Write out, precisely and in full, each line of the material.

=====

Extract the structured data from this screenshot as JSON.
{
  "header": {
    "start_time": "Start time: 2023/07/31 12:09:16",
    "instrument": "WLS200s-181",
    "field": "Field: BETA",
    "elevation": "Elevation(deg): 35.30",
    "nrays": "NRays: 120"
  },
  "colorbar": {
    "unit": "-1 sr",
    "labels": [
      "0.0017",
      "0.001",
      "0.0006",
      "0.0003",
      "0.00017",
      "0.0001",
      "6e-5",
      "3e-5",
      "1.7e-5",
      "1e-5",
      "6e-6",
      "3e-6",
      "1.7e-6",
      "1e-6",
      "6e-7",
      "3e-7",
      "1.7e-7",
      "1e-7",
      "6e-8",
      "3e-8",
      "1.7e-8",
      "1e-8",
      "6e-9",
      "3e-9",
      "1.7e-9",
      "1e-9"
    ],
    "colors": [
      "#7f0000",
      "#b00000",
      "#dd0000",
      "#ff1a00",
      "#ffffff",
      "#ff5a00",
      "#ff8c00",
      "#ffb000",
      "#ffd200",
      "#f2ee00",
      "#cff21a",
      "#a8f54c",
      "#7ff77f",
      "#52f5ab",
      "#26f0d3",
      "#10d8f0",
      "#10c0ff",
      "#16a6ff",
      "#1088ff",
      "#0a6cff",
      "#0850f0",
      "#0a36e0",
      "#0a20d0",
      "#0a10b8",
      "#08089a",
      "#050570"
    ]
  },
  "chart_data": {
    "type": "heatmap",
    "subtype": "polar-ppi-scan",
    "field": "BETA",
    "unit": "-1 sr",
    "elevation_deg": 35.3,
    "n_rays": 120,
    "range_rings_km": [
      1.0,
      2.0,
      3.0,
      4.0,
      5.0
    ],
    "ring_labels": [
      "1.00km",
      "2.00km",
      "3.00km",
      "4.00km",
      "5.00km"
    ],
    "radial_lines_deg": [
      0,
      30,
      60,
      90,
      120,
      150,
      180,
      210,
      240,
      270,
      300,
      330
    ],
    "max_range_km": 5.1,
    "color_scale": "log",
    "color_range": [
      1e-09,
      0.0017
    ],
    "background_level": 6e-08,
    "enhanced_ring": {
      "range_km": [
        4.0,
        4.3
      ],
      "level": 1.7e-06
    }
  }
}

=====

> **Reply to the exercise**
Extract the structured data from this screenshot as JSON.
{
  "header": {
    "start_time": "Start time: 2023/07/31 12:09:16",
    "instrument": "WLS200s-181",
    "field": "Field: BETA",
    "elevation": "Elevation(deg): 35.30",
    "nrays": "NRays: 120"
  },
  "colorbar": {
    "unit": "-1 sr",
    "labels": [
      "0.0017",
      "0.001",
      "0.0006",
      "0.0003",
      "0.00017",
      "0.0001",
      "6e-5",
      "3e-5",
      "1.7e-5",
      "1e-5",
      "6e-6",
      "3e-6",
      "1.7e-6",
      "1e-6",
      "6e-7",
      "3e-7",
      "1.7e-7",
      "1e-7",
      "6e-8",
      "3e-8",
      "1.7e-8",
      "1e-8",
      "6e-9",
      "3e-9",
      "1.7e-9",
      "1e-9"
    ],
    "colors": [
      "#7f0000",
      "#b00000",
      "#dd0000",
      "#ff1a00",
      "#ffffff",
      "#ff5a00",
      "#ff8c00",
      "#ffb000",
      "#ffd200",
      "#f2ee00",
      "#cff21a",
      "#a8f54c",
      "#7ff77f",
      "#52f5ab",
      "#26f0d3",
      "#10d8f0",
      "#10c0ff",
      "#16a6ff",
      "#1088ff",
      "#0a6cff",
      "#0850f0",
      "#0a36e0",
      "#0a20d0",
      "#0a10b8",
      "#08089a",
      "#050570"
    ]
  },
  "chart_data": {
    "type": "heatmap",
    "subtype": "polar-ppi-scan",
    "field": "BETA",
    "unit": "-1 sr",
    "elevation_deg": 35.3,
    "n_rays": 120,
    "range_rings_km": [
      1.0,
      2.0,
      3.0,
      4.0,
      5.0
    ],
    "ring_labels": [
      "1.00km",
      "2.00km",
      "3.00km",
      "4.00km",
      "5.00km"
    ],
    "radial_lines_deg": [
      0,
      30,
      60,
      90,
      120,
      150,
      180,
      210,
      240,
      270,
      300,
      330
    ],
    "max_range_km": 5.1,
    "color_scale": "log",
    "color_range": [
      1e-09,
      0.0017
    ],
    "background_level": 6e-08,
    "enhanced_ring": {
      "range_km": [
        4.0,
        4.3
      ],
      "level": 1.7e-06
    }
  }
}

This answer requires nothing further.